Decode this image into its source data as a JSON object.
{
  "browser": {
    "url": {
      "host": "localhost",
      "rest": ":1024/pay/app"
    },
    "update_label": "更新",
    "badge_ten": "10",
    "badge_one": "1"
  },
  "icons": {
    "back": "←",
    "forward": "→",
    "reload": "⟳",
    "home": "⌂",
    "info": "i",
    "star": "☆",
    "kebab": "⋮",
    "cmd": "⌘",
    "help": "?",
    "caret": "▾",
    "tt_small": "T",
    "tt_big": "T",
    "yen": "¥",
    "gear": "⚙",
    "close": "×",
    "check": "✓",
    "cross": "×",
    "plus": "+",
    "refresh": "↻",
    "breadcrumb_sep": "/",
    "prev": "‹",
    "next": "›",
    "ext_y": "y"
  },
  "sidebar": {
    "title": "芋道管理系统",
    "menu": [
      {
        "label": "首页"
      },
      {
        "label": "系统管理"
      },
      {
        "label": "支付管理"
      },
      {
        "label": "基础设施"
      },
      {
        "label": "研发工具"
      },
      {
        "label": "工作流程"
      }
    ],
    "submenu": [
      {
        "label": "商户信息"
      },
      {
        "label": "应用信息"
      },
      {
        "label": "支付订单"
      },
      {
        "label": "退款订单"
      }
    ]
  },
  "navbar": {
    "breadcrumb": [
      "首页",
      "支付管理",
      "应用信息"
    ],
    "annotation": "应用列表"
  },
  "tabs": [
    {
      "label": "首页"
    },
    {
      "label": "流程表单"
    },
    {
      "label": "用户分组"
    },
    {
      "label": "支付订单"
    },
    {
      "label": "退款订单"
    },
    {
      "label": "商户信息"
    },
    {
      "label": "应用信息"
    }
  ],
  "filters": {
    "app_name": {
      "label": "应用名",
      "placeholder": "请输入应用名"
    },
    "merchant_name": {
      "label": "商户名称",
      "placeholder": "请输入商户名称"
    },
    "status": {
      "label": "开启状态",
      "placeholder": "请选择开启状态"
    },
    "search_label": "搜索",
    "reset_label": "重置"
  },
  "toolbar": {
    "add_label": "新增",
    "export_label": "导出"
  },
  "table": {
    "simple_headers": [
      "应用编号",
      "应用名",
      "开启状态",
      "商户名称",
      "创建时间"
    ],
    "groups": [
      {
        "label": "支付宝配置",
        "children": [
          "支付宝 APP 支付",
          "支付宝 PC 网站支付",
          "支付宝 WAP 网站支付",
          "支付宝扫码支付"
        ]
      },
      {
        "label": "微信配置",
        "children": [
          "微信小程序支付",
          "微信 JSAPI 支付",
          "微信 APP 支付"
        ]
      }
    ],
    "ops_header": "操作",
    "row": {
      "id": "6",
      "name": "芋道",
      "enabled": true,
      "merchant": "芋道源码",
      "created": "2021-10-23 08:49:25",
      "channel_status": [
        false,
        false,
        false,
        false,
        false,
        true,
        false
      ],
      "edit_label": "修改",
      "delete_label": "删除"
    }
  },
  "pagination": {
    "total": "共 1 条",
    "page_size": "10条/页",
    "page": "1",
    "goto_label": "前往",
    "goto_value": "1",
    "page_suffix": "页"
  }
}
◆ ◆ ◆ ◆
▶ [DESCRIPTION OF THE TASK] The lines above should be duplicated exactly.

▶ [EXERCISE RESULT]
Decode this image into its source data as a JSON object.
{
  "browser": {
    "url": {
      "host": "localhost",
      "rest": ":1024/pay/app"
    },
    "update_label": "更新",
    "badge_ten": "10",
    "badge_one": "1"
  },
  "icons": {
    "back": "←",
    "forward": "→",
    "reload": "⟳",
    "home": "⌂",
    "info": "i",
    "star": "☆",
    "kebab": "⋮",
    "cmd": "⌘",
    "help": "?",
    "caret": "▾",
    "tt_small": "T",
    "tt_big": "T",
    "yen": "¥",
    "gear": "⚙",
    "close": "×",
    "check": "✓",
    "cross": "×",
    "plus": "+",
    "refresh": "↻",
    "breadcrumb_sep": "/",
    "prev": "‹",
    "next": "›",
    "ext_y": "y"
  },
  "sidebar": {
    "title": "芋道管理系统",
    "menu": [
      {
        "label": "首页"
      },
      {
        "label": "系统管理"
      },
      {
        "label": "支付管理"
      },
      {
        "label": "基础设施"
      },
      {
        "label": "研发工具"
      },
      {
        "label": "工作流程"
      }
    ],
    "submenu": [
      {
        "label": "商户信息"
      },
      {
        "label": "应用信息"
      },
      {
        "label": "支付订单"
      },
      {
        "label": "退款订单"
      }
    ]
  },
  "navbar": {
    "breadcrumb": [
      "首页",
      "支付管理",
      "应用信息"
    ],
    "annotation": "应用列表"
  },
  "tabs": [
    {
      "label": "首页"
    },
    {
      "label": "流程表单"
    },
    {
      "label": "用户分组"
    },
    {
      "label": "支付订单"
    },
    {
      "label": "退款订单"
    },
    {
      "label": "商户信息"
    },
    {
      "label": "应用信息"
    }
  ],
  "filters": {
    "app_name": {
      "label": "应用名",
      "placeholder": "请输入应用名"
    },
    "merchant_name": {
      "label": "商户名称",
      "placeholder": "请输入商户名称"
    },
    "status": {
      "label": "开启状态",
      "placeholder": "请选择开启状态"
    },
    "search_label": "搜索",
    "reset_label": "重置"
  },
  "toolbar": {
    "add_label": "新增",
    "export_label": "导出"
  },
  "table": {
    "simple_headers": [
      "应用编号",
      "应用名",
      "开启状态",
      "商户名称",
      "创建时间"
    ],
    "groups": [
      {
        "label": "支付宝配置",
        "children": [
          "支付宝 APP 支付",
          "支付宝 PC 网站支付",
          "支付宝 WAP 网站支付",
          "支付宝扫码支付"
        ]
      },
      {
        "label": "微信配置",
        "children": [
          "微信小程序支付",
          "微信 JSAPI 支付",
          "微信 APP 支付"
        ]
      }
    ],
    "ops_header": "操作",
    "row": {
      "id": "6",
      "name": "芋道",
      "enabled": true,
      "merchant": "芋道源码",
      "created": "2021-10-23 08:49:25",
      "channel_status": [
        false,
        false,
        false,
        false,
        false,
        true,
        false
      ],
      "edit_label": "修改",
      "delete_label": "删除"
    }
  },
  "pagination": {
    "total": "共 1 条",
    "page_size": "10条/页",
    "page": "1",
    "goto_label": "前往",
    "goto_value": "1",
    "page_suffix": "页"
  }
}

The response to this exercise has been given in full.